* TASK DIRECTIONS *
From the listing below, pull out all lines with "text" in them.

* INFORMATION SHOWN *
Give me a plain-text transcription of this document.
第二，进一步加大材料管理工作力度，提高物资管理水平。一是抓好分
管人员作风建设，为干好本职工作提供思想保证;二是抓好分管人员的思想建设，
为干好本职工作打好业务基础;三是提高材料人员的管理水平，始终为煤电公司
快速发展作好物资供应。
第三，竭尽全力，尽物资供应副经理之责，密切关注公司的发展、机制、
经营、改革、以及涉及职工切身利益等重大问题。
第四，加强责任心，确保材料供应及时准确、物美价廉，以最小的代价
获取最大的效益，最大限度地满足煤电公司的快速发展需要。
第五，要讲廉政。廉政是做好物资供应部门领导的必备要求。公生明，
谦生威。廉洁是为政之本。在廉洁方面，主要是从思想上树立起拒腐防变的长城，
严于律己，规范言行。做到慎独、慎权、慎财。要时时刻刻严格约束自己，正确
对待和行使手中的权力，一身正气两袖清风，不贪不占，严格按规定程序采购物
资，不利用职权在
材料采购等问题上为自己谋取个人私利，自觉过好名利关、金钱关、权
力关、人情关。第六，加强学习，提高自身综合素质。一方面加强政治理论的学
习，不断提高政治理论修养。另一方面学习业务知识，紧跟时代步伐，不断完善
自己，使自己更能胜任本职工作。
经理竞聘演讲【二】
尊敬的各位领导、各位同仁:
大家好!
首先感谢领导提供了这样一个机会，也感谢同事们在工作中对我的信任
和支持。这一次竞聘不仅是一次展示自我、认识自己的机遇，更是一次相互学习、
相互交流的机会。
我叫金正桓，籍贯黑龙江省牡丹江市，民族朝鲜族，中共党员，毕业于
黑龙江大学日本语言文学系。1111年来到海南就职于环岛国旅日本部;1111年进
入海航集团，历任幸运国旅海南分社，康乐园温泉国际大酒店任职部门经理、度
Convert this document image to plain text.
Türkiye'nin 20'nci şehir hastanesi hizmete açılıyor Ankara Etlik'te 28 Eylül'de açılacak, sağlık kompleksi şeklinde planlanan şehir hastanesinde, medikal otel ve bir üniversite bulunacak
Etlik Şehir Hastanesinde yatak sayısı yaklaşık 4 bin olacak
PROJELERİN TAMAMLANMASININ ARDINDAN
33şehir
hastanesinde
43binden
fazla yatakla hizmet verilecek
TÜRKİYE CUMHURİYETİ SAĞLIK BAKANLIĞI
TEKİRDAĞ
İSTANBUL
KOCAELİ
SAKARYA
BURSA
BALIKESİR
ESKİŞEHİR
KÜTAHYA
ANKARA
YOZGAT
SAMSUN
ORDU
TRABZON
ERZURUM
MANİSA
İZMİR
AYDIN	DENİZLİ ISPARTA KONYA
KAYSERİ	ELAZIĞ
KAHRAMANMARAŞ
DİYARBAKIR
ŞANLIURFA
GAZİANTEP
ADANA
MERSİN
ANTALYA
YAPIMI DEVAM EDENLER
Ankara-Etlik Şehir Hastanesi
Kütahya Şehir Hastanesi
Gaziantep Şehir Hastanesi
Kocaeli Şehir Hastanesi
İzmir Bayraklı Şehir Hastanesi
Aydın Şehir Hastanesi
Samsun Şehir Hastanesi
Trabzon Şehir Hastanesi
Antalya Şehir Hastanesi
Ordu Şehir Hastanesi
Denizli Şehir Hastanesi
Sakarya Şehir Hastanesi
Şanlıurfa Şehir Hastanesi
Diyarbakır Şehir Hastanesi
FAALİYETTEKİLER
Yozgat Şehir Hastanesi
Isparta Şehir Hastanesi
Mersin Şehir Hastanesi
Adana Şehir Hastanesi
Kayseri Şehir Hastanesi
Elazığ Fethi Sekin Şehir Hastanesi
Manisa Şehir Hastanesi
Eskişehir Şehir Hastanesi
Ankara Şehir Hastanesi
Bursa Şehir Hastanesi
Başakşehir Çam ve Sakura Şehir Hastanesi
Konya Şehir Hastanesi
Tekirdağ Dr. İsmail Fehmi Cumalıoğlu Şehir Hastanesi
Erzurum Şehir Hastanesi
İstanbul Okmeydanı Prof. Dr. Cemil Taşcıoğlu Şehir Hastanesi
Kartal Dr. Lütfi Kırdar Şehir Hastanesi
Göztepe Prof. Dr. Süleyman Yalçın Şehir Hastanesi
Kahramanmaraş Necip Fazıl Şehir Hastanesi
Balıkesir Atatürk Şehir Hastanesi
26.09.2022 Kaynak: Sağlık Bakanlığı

* WRITTEN RESPONSE *
Give me a plain-text transcription of this document.
Convert this document image to plain text.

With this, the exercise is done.